**Records to use**
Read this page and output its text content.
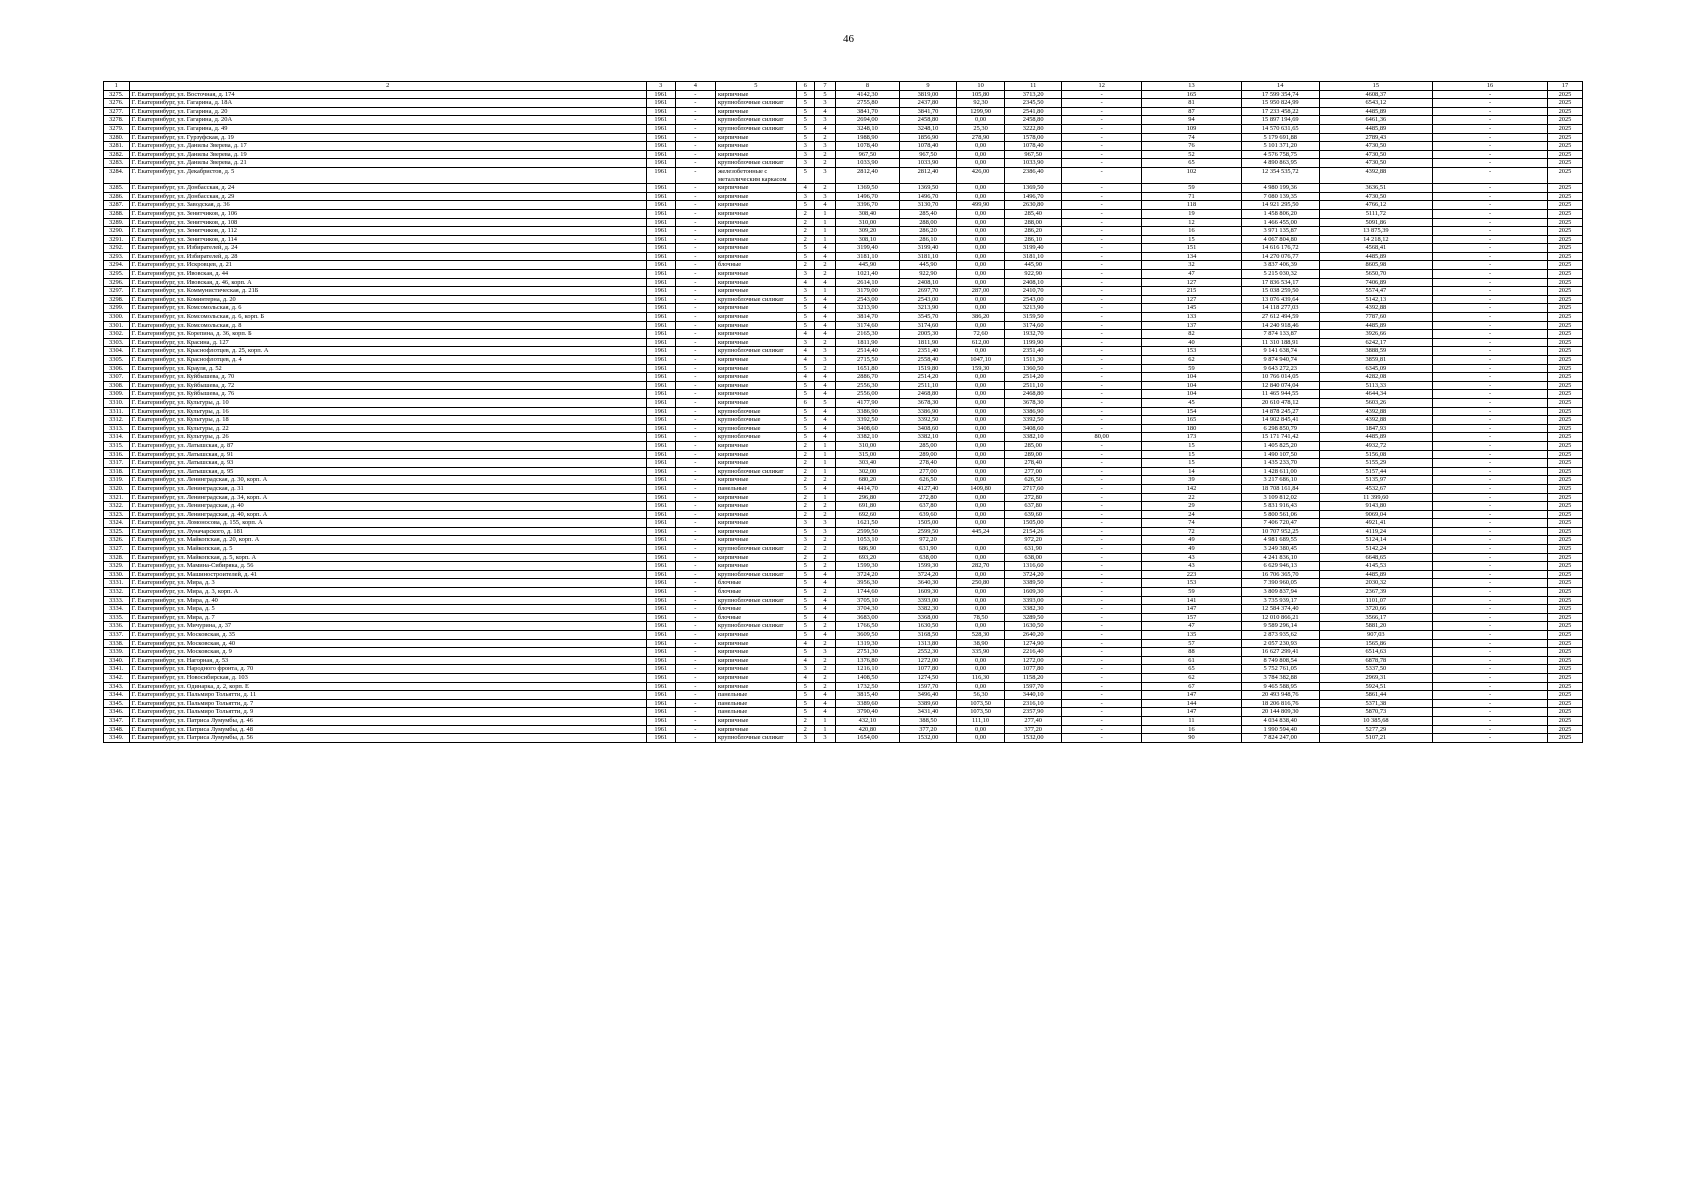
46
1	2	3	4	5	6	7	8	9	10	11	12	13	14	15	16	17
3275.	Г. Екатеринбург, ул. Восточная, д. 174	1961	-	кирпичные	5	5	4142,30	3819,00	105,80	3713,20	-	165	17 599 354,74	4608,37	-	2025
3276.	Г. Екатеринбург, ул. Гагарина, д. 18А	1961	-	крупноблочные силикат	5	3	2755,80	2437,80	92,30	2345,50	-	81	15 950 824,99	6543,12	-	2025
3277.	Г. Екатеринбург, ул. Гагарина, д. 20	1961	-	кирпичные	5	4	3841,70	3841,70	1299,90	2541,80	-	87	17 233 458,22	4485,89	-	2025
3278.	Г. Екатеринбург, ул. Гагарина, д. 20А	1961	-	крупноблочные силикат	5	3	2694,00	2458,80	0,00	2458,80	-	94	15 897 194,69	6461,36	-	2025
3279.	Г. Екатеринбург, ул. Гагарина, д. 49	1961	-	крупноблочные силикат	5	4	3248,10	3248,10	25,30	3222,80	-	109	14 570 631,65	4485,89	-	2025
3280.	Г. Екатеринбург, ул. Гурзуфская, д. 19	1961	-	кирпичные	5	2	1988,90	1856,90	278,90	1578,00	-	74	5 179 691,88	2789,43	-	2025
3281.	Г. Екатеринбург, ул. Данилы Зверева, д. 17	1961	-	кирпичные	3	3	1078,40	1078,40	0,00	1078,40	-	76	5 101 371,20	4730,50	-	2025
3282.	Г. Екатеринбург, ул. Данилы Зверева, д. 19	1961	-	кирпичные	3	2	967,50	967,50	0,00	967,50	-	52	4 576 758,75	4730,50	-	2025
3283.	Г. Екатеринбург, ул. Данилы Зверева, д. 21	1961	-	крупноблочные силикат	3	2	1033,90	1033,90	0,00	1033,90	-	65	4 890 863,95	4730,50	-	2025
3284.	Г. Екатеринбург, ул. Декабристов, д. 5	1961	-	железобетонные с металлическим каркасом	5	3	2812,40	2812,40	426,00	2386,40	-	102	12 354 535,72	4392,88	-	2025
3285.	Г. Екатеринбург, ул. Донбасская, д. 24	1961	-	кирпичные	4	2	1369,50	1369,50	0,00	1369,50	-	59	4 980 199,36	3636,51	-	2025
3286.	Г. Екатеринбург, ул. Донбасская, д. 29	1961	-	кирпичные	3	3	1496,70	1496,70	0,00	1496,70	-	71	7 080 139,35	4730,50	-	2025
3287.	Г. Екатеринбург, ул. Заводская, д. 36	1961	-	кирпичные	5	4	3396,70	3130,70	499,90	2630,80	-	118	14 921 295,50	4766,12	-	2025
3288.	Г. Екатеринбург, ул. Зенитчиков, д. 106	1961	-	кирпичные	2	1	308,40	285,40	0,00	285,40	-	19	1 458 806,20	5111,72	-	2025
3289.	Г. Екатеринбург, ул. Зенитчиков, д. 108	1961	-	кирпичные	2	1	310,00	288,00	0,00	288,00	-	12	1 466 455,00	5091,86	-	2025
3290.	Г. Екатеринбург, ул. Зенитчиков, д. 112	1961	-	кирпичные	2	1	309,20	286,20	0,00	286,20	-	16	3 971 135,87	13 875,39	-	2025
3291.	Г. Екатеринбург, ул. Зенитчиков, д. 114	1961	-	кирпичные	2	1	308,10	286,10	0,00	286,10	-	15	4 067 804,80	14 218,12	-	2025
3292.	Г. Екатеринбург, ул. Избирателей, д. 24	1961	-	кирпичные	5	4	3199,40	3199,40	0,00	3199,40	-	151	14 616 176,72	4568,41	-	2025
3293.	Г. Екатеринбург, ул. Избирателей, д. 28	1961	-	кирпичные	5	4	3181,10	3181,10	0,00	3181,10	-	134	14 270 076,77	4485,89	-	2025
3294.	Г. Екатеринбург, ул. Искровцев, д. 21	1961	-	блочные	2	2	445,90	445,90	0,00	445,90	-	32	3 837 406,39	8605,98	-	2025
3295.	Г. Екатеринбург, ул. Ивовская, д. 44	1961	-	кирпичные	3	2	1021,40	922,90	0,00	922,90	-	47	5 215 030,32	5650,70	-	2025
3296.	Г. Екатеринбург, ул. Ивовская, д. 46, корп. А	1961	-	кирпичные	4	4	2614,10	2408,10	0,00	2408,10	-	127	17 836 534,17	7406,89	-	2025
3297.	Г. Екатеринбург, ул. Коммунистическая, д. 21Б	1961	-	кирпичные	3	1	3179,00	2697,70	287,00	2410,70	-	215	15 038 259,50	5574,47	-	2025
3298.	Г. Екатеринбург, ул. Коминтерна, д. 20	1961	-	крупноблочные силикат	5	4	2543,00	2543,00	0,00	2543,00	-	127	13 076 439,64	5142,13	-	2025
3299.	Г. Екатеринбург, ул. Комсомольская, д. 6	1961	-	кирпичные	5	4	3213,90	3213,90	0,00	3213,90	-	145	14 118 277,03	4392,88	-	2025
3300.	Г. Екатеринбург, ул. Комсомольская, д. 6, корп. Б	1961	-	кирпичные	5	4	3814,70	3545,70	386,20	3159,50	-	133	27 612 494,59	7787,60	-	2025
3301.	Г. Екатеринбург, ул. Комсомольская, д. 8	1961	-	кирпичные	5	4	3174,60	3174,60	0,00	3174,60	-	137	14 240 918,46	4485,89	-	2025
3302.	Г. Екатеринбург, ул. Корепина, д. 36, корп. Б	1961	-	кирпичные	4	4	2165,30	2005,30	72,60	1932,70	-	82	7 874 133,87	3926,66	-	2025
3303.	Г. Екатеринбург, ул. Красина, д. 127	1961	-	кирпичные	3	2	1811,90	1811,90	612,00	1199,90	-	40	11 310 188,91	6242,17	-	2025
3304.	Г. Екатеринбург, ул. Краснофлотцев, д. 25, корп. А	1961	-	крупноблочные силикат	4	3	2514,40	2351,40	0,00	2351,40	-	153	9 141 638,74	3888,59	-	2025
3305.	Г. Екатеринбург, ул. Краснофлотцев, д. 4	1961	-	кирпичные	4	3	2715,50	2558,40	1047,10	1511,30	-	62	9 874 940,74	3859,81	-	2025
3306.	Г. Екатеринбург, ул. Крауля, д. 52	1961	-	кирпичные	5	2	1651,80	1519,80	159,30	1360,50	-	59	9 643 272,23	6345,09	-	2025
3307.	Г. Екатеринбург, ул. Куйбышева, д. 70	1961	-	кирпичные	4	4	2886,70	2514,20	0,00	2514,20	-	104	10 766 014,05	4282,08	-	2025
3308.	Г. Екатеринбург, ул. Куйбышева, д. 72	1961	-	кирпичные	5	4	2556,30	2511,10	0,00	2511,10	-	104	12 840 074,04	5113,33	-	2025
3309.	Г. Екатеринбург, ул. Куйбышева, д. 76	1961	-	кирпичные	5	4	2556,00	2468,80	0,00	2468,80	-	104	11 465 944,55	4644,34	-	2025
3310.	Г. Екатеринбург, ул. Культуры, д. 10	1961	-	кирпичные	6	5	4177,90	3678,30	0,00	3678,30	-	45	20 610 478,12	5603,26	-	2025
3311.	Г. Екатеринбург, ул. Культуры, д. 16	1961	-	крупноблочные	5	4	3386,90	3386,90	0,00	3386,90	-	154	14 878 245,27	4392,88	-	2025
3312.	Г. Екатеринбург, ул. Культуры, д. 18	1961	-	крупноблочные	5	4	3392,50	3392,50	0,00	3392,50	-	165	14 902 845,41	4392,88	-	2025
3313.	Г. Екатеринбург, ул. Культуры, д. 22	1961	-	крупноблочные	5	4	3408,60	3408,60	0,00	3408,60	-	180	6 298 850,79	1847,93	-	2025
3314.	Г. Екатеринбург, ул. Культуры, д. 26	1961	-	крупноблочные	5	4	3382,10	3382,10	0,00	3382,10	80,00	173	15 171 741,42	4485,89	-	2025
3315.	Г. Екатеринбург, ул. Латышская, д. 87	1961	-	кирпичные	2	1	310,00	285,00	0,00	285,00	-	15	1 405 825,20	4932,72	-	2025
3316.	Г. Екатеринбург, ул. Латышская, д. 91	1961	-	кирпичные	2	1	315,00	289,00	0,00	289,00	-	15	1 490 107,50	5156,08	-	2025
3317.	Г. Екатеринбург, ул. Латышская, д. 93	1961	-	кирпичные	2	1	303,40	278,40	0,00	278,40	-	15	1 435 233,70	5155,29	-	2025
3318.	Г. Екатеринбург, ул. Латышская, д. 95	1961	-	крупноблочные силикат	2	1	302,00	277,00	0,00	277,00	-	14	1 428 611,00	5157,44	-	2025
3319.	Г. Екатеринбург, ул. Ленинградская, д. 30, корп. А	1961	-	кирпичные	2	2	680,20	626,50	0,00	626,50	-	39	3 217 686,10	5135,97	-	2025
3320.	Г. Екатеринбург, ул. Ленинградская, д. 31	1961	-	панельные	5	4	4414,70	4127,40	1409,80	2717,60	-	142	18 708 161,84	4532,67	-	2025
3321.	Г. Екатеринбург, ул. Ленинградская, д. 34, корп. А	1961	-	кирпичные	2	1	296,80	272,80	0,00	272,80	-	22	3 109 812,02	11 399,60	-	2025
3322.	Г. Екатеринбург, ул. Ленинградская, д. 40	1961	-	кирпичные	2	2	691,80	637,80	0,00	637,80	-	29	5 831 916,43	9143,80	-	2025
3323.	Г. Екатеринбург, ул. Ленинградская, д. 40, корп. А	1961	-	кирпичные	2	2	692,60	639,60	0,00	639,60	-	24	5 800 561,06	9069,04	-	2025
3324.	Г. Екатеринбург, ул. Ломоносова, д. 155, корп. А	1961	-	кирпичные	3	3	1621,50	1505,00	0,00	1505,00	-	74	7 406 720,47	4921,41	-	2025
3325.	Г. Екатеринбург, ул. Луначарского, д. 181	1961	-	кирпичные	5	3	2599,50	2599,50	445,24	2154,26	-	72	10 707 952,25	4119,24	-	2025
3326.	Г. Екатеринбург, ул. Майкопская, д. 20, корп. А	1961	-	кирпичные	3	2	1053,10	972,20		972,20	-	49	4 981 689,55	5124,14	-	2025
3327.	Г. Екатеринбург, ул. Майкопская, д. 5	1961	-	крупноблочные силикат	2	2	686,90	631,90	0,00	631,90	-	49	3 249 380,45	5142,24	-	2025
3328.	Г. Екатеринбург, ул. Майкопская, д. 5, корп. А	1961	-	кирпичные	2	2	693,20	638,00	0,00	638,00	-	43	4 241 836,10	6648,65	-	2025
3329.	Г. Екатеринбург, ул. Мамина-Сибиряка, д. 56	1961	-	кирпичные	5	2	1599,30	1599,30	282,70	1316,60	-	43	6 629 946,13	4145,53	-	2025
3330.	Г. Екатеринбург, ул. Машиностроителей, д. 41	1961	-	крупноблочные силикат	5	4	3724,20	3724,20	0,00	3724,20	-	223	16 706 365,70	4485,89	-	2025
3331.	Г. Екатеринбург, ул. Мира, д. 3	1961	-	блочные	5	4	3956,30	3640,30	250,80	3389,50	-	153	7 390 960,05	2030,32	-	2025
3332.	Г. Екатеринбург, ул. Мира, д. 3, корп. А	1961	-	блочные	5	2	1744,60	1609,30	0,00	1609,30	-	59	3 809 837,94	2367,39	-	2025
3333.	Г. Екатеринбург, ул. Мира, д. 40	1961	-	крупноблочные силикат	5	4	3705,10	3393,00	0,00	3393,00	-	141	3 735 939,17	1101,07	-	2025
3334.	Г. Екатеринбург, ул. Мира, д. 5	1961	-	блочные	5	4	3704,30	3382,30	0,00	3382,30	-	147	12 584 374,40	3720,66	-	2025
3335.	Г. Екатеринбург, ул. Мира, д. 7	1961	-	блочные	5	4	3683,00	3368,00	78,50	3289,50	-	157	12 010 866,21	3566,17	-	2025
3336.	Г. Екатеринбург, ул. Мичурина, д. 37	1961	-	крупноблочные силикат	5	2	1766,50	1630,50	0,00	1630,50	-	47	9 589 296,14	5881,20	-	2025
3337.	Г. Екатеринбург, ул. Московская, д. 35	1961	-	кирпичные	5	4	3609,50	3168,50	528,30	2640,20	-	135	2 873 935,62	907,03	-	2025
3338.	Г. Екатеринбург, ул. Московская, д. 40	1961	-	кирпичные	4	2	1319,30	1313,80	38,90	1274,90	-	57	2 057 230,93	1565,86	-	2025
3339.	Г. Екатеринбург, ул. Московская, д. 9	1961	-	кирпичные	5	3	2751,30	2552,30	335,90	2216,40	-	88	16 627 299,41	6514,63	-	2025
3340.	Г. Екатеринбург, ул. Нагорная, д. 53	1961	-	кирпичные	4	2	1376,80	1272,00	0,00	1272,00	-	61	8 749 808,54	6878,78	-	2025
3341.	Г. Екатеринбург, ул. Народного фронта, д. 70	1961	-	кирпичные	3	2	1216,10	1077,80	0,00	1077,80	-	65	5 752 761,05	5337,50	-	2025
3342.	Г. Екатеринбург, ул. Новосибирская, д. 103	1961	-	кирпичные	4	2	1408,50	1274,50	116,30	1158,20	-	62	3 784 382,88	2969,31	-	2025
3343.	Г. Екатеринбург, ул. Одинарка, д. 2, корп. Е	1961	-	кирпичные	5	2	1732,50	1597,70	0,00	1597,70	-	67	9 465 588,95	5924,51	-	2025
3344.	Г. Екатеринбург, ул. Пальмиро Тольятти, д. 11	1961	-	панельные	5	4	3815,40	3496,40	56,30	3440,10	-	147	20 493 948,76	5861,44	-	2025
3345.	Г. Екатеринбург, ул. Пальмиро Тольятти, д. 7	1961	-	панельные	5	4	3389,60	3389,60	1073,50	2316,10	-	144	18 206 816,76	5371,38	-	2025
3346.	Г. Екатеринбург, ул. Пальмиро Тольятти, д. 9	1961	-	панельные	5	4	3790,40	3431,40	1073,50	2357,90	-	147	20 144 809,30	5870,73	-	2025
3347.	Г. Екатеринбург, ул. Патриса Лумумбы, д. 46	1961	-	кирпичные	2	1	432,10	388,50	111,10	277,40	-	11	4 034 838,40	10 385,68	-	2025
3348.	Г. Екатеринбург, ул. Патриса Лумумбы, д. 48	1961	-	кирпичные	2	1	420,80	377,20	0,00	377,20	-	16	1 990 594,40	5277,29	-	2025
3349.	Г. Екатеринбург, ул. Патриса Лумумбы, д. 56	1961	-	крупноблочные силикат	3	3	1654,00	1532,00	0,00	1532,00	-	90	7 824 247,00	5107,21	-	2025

==

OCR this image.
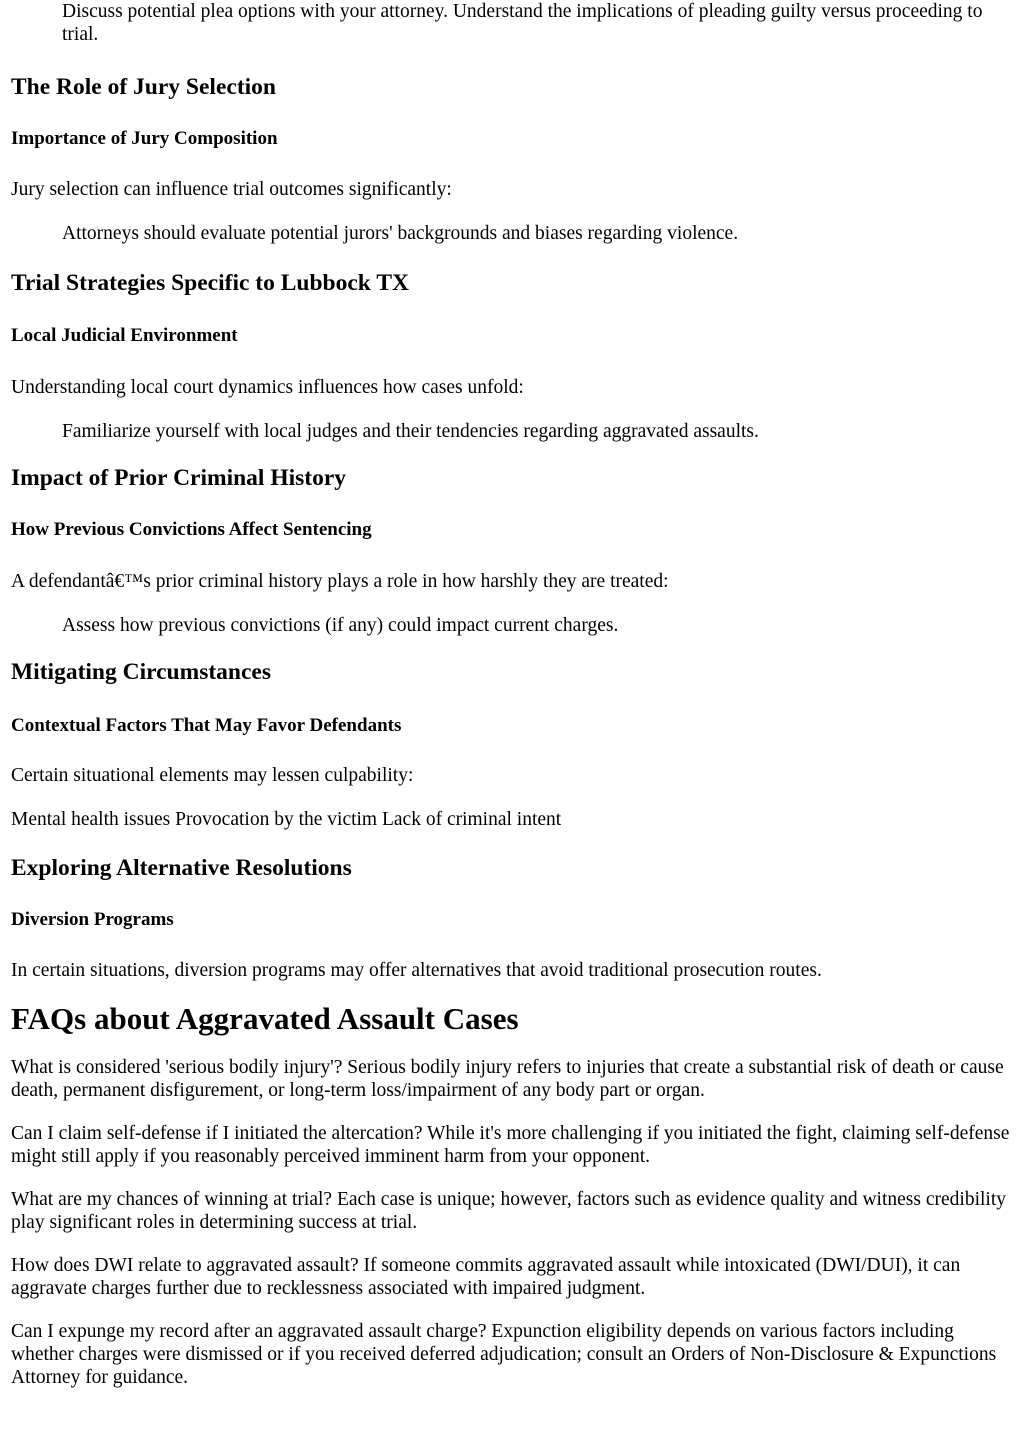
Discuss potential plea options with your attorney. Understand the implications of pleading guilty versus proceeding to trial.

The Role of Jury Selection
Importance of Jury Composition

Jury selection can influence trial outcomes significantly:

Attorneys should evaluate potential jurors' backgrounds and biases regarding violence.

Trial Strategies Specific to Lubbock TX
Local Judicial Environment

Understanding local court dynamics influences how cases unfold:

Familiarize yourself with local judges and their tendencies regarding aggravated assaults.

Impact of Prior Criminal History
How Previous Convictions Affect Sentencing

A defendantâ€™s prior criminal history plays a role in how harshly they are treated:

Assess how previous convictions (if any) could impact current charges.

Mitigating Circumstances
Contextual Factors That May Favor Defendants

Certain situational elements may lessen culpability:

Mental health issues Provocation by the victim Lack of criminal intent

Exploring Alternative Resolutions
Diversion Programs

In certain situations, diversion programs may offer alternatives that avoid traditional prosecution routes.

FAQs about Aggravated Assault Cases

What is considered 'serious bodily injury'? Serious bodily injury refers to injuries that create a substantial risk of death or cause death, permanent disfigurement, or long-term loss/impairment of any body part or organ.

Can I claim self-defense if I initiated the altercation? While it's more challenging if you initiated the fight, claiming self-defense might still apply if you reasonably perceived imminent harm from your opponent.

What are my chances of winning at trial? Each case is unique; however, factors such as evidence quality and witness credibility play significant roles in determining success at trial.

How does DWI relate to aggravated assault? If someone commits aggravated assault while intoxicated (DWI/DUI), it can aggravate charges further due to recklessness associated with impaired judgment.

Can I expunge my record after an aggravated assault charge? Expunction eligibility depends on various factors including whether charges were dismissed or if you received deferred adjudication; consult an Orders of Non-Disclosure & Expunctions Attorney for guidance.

**Request**
For each line of the entries that includes "potential", show that line.

**Answer**
Discuss potential plea options with your attorney. Understand the implications of pleading guilty versus proceeding to trial.
Attorneys should evaluate potential jurors' backgrounds and biases regarding violence.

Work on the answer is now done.